The data:

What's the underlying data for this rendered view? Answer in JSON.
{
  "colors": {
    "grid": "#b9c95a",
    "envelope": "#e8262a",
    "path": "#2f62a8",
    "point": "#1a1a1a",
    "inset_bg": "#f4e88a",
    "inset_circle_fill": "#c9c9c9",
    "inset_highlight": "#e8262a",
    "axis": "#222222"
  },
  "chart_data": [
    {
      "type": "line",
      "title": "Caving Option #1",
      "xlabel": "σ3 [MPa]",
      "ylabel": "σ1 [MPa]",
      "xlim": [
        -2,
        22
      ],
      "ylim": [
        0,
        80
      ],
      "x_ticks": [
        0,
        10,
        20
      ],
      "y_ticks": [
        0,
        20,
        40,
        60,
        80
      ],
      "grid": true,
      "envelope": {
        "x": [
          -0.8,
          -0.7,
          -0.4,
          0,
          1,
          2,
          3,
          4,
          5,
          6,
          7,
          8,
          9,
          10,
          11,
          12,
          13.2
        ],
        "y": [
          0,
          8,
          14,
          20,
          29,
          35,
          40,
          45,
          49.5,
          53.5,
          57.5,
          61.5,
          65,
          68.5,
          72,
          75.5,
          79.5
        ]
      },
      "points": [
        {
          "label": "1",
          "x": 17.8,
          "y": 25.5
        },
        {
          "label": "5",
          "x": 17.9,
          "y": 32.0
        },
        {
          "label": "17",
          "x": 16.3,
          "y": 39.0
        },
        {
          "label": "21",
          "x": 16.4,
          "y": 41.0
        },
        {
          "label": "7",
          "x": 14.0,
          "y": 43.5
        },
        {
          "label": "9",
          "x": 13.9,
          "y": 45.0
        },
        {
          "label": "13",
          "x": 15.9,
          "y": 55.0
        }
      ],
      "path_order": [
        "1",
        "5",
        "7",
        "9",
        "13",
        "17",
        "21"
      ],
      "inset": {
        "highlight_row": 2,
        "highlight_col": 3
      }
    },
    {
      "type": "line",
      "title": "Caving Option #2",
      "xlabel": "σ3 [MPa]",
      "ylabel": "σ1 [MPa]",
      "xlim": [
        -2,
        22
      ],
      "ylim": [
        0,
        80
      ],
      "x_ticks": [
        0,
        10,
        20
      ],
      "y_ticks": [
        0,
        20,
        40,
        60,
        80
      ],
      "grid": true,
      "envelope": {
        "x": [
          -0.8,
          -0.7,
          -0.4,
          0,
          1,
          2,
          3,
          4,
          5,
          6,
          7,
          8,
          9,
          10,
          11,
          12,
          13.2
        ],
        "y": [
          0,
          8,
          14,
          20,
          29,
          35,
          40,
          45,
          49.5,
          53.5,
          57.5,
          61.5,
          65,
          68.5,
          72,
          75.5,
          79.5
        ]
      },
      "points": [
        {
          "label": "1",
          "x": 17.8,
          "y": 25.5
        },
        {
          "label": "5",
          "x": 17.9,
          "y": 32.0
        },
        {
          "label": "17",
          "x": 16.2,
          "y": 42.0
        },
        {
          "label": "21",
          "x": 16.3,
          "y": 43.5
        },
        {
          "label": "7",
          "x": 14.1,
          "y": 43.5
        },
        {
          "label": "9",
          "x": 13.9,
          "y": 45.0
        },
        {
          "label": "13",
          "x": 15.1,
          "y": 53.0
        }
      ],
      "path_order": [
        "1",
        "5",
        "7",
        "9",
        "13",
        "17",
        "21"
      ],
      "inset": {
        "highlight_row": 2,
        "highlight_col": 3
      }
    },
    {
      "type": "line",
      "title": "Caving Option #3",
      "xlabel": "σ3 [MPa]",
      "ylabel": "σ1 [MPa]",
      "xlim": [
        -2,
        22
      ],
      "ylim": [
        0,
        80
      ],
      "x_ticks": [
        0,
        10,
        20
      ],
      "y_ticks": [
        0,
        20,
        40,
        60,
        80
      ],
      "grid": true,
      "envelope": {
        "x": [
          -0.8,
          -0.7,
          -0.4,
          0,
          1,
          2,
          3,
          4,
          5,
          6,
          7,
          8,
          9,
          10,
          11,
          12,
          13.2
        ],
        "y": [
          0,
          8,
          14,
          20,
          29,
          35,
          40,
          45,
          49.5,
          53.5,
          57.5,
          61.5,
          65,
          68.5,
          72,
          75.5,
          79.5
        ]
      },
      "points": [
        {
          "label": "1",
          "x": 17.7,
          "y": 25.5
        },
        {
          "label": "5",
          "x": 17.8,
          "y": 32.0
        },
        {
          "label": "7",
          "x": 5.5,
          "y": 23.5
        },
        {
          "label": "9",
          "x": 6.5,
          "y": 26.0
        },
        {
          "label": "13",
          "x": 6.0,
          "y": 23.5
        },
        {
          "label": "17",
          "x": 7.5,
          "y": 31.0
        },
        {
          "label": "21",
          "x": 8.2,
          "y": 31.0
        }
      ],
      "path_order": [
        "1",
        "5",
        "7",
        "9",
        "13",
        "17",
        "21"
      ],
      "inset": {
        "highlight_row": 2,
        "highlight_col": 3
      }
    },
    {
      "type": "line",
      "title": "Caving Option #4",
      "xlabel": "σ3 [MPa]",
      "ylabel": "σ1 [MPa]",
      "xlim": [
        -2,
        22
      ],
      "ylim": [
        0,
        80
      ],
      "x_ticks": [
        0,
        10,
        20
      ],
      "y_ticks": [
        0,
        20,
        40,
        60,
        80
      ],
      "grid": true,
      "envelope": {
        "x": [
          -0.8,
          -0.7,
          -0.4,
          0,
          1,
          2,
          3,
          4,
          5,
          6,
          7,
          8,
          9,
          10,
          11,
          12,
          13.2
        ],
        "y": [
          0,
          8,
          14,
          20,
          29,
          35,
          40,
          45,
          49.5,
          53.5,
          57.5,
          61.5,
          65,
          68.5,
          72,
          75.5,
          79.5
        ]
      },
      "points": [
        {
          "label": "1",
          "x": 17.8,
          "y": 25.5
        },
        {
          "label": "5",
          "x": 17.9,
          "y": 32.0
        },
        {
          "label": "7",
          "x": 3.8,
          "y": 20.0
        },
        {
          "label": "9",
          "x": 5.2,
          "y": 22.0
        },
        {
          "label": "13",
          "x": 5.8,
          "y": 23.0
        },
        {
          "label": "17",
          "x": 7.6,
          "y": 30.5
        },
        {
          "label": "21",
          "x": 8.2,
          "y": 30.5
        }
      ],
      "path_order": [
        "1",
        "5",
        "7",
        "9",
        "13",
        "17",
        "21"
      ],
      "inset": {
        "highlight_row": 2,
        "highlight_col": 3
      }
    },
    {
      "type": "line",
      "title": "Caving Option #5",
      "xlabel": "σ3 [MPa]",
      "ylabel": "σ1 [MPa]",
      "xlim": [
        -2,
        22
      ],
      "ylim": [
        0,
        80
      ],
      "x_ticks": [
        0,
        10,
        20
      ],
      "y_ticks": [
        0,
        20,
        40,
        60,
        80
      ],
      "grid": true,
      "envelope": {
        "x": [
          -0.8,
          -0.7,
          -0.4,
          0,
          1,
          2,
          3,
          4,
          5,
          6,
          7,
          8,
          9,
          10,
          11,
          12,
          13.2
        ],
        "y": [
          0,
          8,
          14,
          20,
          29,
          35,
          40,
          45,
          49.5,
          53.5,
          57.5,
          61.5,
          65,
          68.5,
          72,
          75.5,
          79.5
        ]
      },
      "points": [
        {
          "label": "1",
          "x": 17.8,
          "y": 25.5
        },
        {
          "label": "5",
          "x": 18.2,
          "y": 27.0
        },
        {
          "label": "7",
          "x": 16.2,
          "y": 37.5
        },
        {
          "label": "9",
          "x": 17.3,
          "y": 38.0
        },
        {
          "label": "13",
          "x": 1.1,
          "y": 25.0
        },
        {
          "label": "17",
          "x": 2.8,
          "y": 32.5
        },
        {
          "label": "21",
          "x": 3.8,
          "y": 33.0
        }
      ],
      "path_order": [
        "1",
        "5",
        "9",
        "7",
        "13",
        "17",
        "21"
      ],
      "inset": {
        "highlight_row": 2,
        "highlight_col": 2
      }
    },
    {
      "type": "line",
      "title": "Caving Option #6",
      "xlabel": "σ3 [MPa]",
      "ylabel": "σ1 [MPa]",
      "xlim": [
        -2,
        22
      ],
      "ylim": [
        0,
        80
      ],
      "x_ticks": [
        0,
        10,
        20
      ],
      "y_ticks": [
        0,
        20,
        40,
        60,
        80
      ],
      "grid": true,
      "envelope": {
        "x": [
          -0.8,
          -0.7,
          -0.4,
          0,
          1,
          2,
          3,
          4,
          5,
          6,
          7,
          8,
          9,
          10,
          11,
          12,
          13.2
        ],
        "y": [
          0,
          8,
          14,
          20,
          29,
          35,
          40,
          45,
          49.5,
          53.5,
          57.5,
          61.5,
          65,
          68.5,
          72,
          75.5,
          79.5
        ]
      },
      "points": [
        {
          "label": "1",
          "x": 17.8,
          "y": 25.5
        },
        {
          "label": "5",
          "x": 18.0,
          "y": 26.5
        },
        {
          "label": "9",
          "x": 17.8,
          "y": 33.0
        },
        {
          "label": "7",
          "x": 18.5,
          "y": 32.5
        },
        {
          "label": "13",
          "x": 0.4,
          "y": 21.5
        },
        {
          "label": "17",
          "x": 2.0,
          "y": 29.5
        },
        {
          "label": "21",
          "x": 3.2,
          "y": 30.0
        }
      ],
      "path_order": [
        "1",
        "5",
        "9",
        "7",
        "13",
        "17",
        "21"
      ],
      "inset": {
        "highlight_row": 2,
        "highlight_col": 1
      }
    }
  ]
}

What to produce:
Select every line above that contains the word "Caving", and copy it.

Task output:
      "title": "Caving Option #1",
      "title": "Caving Option #2",
      "title": "Caving Option #3",
      "title": "Caving Option #4",
      "title": "Caving Option #5",
      "title": "Caving Option #6",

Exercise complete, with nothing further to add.